Given request:
Each entry that follows must be output without any deviation.

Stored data
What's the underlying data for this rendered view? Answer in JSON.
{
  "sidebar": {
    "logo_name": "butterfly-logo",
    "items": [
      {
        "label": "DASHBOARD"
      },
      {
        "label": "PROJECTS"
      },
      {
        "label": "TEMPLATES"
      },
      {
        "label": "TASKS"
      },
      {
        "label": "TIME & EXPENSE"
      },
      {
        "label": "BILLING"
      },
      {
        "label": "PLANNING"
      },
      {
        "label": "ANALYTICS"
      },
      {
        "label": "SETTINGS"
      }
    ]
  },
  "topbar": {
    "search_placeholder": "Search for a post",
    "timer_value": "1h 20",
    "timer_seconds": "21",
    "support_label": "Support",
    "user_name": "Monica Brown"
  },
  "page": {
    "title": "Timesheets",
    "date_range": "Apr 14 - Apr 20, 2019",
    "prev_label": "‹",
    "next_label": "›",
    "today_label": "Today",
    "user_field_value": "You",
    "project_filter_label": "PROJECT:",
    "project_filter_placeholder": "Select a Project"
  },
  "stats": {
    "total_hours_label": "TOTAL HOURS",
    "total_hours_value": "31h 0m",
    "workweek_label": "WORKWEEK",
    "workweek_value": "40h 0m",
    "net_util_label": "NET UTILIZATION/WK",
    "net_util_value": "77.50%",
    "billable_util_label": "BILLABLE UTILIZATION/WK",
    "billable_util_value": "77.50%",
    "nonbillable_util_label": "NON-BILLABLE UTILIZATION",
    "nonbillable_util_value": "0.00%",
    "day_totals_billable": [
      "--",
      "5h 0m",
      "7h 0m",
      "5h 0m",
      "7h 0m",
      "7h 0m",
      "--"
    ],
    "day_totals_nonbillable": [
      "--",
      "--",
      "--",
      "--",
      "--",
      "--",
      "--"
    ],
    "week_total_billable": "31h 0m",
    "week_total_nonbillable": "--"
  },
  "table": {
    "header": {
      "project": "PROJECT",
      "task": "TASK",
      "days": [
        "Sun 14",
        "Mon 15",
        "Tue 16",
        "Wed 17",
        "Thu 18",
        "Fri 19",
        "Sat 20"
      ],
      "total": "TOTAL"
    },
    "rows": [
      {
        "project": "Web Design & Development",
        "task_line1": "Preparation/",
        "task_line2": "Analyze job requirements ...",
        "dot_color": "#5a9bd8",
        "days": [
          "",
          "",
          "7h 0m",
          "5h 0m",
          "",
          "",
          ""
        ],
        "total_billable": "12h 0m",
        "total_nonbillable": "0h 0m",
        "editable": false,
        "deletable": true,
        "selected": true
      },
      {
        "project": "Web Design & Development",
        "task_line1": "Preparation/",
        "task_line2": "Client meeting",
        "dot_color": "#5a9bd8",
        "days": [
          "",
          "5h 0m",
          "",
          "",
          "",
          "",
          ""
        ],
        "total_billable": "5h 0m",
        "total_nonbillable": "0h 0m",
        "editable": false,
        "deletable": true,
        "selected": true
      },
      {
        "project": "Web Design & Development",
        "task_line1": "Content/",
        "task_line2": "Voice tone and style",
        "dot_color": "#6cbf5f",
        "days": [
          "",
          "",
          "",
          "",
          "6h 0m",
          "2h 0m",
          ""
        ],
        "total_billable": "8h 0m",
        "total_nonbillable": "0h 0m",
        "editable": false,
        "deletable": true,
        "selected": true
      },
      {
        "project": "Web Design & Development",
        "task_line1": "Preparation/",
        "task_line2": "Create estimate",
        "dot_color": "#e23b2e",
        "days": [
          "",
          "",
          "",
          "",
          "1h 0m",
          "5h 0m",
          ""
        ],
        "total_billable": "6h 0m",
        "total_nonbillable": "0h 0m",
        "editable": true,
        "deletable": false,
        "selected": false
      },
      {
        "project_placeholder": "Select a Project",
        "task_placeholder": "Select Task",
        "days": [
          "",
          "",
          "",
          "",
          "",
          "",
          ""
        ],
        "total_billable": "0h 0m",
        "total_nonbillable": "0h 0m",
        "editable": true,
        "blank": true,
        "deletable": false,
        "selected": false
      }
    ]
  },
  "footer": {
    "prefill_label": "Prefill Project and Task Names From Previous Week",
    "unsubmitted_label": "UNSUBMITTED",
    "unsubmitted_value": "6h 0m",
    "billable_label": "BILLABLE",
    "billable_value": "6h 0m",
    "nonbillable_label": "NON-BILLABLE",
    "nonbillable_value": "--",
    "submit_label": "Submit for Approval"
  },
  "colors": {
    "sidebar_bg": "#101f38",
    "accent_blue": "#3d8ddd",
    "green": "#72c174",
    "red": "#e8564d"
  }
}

Result for this task:
What's the underlying data for this rendered view? Answer in JSON.
{
  "sidebar": {
    "logo_name": "butterfly-logo",
    "items": [
      {
        "label": "DASHBOARD"
      },
      {
        "label": "PROJECTS"
      },
      {
        "label": "TEMPLATES"
      },
      {
        "label": "TASKS"
      },
      {
        "label": "TIME & EXPENSE"
      },
      {
        "label": "BILLING"
      },
      {
        "label": "PLANNING"
      },
      {
        "label": "ANALYTICS"
      },
      {
        "label": "SETTINGS"
      }
    ]
  },
  "topbar": {
    "search_placeholder": "Search for a post",
    "timer_value": "1h 20",
    "timer_seconds": "21",
    "support_label": "Support",
    "user_name": "Monica Brown"
  },
  "page": {
    "title": "Timesheets",
    "date_range": "Apr 14 - Apr 20, 2019",
    "prev_label": "‹",
    "next_label": "›",
    "today_label": "Today",
    "user_field_value": "You",
    "project_filter_label": "PROJECT:",
    "project_filter_placeholder": "Select a Project"
  },
  "stats": {
    "total_hours_label": "TOTAL HOURS",
    "total_hours_value": "31h 0m",
    "workweek_label": "WORKWEEK",
    "workweek_value": "40h 0m",
    "net_util_label": "NET UTILIZATION/WK",
    "net_util_value": "77.50%",
    "billable_util_label": "BILLABLE UTILIZATION/WK",
    "billable_util_value": "77.50%",
    "nonbillable_util_label": "NON-BILLABLE UTILIZATION",
    "nonbillable_util_value": "0.00%",
    "day_totals_billable": [
      "--",
      "5h 0m",
      "7h 0m",
      "5h 0m",
      "7h 0m",
      "7h 0m",
      "--"
    ],
    "day_totals_nonbillable": [
      "--",
      "--",
      "--",
      "--",
      "--",
      "--",
      "--"
    ],
    "week_total_billable": "31h 0m",
    "week_total_nonbillable": "--"
  },
  "table": {
    "header": {
      "project": "PROJECT",
      "task": "TASK",
      "days": [
        "Sun 14",
        "Mon 15",
        "Tue 16",
        "Wed 17",
        "Thu 18",
        "Fri 19",
        "Sat 20"
      ],
      "total": "TOTAL"
    },
    "rows": [
      {
        "project": "Web Design & Development",
        "task_line1": "Preparation/",
        "task_line2": "Analyze job requirements ...",
        "dot_color": "#5a9bd8",
        "days": [
          "",
          "",
          "7h 0m",
          "5h 0m",
          "",
          "",
          ""
        ],
        "total_billable": "12h 0m",
        "total_nonbillable": "0h 0m",
        "editable": false,
        "deletable": true,
        "selected": true
      },
      {
        "project": "Web Design & Development",
        "task_line1": "Preparation/",
        "task_line2": "Client meeting",
        "dot_color": "#5a9bd8",
        "days": [
          "",
          "5h 0m",
          "",
          "",
          "",
          "",
          ""
        ],
        "total_billable": "5h 0m",
        "total_nonbillable": "0h 0m",
        "editable": false,
        "deletable": true,
        "selected": true
      },
      {
        "project": "Web Design & Development",
        "task_line1": "Content/",
        "task_line2": "Voice tone and style",
        "dot_color": "#6cbf5f",
        "days": [
          "",
          "",
          "",
          "",
          "6h 0m",
          "2h 0m",
          ""
        ],
        "total_billable": "8h 0m",
        "total_nonbillable": "0h 0m",
        "editable": false,
        "deletable": true,
        "selected": true
      },
      {
        "project": "Web Design & Development",
        "task_line1": "Preparation/",
        "task_line2": "Create estimate",
        "dot_color": "#e23b2e",
        "days": [
          "",
          "",
          "",
          "",
          "1h 0m",
          "5h 0m",
          ""
        ],
        "total_billable": "6h 0m",
        "total_nonbillable": "0h 0m",
        "editable": true,
        "deletable": false,
        "selected": false
      },
      {
        "project_placeholder": "Select a Project",
        "task_placeholder": "Select Task",
        "days": [
          "",
          "",
          "",
          "",
          "",
          "",
          ""
        ],
        "total_billable": "0h 0m",
        "total_nonbillable": "0h 0m",
        "editable": true,
        "blank": true,
        "deletable": false,
        "selected": false
      }
    ]
  },
  "footer": {
    "prefill_label": "Prefill Project and Task Names From Previous Week",
    "unsubmitted_label": "UNSUBMITTED",
    "unsubmitted_value": "6h 0m",
    "billable_label": "BILLABLE",
    "billable_value": "6h 0m",
    "nonbillable_label": "NON-BILLABLE",
    "nonbillable_value": "--",
    "submit_label": "Submit for Approval"
  },
  "colors": {
    "sidebar_bg": "#101f38",
    "accent_blue": "#3d8ddd",
    "green": "#72c174",
    "red": "#e8564d"
  }
}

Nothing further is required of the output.